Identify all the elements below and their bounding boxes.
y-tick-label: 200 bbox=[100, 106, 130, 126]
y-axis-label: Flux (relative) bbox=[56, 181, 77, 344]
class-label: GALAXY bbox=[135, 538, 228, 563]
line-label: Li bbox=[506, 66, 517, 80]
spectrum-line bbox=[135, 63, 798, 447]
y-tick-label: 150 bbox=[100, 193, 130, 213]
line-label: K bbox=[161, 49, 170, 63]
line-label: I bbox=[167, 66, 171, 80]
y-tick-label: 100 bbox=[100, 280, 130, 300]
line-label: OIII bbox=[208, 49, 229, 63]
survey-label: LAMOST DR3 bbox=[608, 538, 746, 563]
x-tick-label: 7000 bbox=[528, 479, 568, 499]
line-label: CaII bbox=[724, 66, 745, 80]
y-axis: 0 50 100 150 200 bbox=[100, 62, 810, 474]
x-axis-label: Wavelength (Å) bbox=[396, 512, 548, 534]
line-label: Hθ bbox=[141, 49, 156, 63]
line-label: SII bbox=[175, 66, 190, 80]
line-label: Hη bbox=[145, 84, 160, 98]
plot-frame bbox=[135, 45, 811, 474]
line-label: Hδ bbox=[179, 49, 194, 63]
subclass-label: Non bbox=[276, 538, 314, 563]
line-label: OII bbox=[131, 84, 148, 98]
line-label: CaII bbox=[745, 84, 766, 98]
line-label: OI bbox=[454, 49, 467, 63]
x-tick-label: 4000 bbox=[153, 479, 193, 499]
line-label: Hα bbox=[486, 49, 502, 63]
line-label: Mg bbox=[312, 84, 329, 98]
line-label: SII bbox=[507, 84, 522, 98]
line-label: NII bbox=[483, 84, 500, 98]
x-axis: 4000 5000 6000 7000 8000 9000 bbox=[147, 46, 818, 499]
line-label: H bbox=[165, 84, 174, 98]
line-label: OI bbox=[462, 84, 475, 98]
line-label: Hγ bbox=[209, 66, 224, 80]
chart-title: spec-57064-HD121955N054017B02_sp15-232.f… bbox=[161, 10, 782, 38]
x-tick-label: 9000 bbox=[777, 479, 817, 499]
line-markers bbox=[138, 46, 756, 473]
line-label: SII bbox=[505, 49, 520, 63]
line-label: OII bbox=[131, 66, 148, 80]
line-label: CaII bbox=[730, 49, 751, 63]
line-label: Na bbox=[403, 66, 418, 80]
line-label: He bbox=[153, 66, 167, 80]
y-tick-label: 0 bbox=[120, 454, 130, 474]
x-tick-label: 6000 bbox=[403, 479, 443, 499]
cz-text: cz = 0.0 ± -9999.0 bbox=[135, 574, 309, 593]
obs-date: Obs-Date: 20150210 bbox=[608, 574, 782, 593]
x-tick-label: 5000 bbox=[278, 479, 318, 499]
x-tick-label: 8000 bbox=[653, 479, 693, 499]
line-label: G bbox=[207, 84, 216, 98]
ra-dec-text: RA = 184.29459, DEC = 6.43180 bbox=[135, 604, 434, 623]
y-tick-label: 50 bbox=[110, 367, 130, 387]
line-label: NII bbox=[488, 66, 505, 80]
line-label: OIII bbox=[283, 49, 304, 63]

· · ·

Problem — Copy out every line of the material above, character for character and in the same order.

Finished task —
Identify all the elements below and their bounding boxes.
y-tick-label: 200 bbox=[100, 106, 130, 126]
y-axis-label: Flux (relative) bbox=[56, 181, 77, 344]
class-label: GALAXY bbox=[135, 538, 228, 563]
line-label: Li bbox=[506, 66, 517, 80]
spectrum-line bbox=[135, 63, 798, 447]
y-tick-label: 150 bbox=[100, 193, 130, 213]
line-label: K bbox=[161, 49, 170, 63]
line-label: I bbox=[167, 66, 171, 80]
y-tick-label: 100 bbox=[100, 280, 130, 300]
line-label: OIII bbox=[208, 49, 229, 63]
survey-label: LAMOST DR3 bbox=[608, 538, 746, 563]
x-tick-label: 7000 bbox=[528, 479, 568, 499]
line-label: CaII bbox=[724, 66, 745, 80]
y-axis: 0 50 100 150 200 bbox=[100, 62, 810, 474]
x-axis-label: Wavelength (Å) bbox=[396, 512, 548, 534]
line-label: Hθ bbox=[141, 49, 156, 63]
line-label: SII bbox=[175, 66, 190, 80]
line-label: Hη bbox=[145, 84, 160, 98]
plot-frame bbox=[135, 45, 811, 474]
line-label: Hδ bbox=[179, 49, 194, 63]
subclass-label: Non bbox=[276, 538, 314, 563]
line-label: OII bbox=[131, 84, 148, 98]
line-label: CaII bbox=[745, 84, 766, 98]
line-label: OI bbox=[454, 49, 467, 63]
x-tick-label: 4000 bbox=[153, 479, 193, 499]
line-label: Hα bbox=[486, 49, 502, 63]
line-label: Mg bbox=[312, 84, 329, 98]
line-label: SII bbox=[507, 84, 522, 98]
line-label: NII bbox=[483, 84, 500, 98]
x-axis: 4000 5000 6000 7000 8000 9000 bbox=[147, 46, 818, 499]
line-label: H bbox=[165, 84, 174, 98]
line-label: OI bbox=[462, 84, 475, 98]
line-label: Hγ bbox=[209, 66, 224, 80]
chart-title: spec-57064-HD121955N054017B02_sp15-232.f… bbox=[161, 10, 782, 38]
x-tick-label: 9000 bbox=[777, 479, 817, 499]
line-markers bbox=[138, 46, 756, 473]
line-label: SII bbox=[505, 49, 520, 63]
line-label: OII bbox=[131, 66, 148, 80]
line-label: CaII bbox=[730, 49, 751, 63]
line-label: Na bbox=[403, 66, 418, 80]
line-label: He bbox=[153, 66, 167, 80]
y-tick-label: 0 bbox=[120, 454, 130, 474]
x-tick-label: 6000 bbox=[403, 479, 443, 499]
cz-text: cz = 0.0 ± -9999.0 bbox=[135, 574, 309, 593]
obs-date: Obs-Date: 20150210 bbox=[608, 574, 782, 593]
x-tick-label: 5000 bbox=[278, 479, 318, 499]
x-tick-label: 8000 bbox=[653, 479, 693, 499]
line-label: G bbox=[207, 84, 216, 98]
ra-dec-text: RA = 184.29459, DEC = 6.43180 bbox=[135, 604, 434, 623]
y-tick-label: 50 bbox=[110, 367, 130, 387]
line-label: NII bbox=[488, 66, 505, 80]
line-label: OIII bbox=[283, 49, 304, 63]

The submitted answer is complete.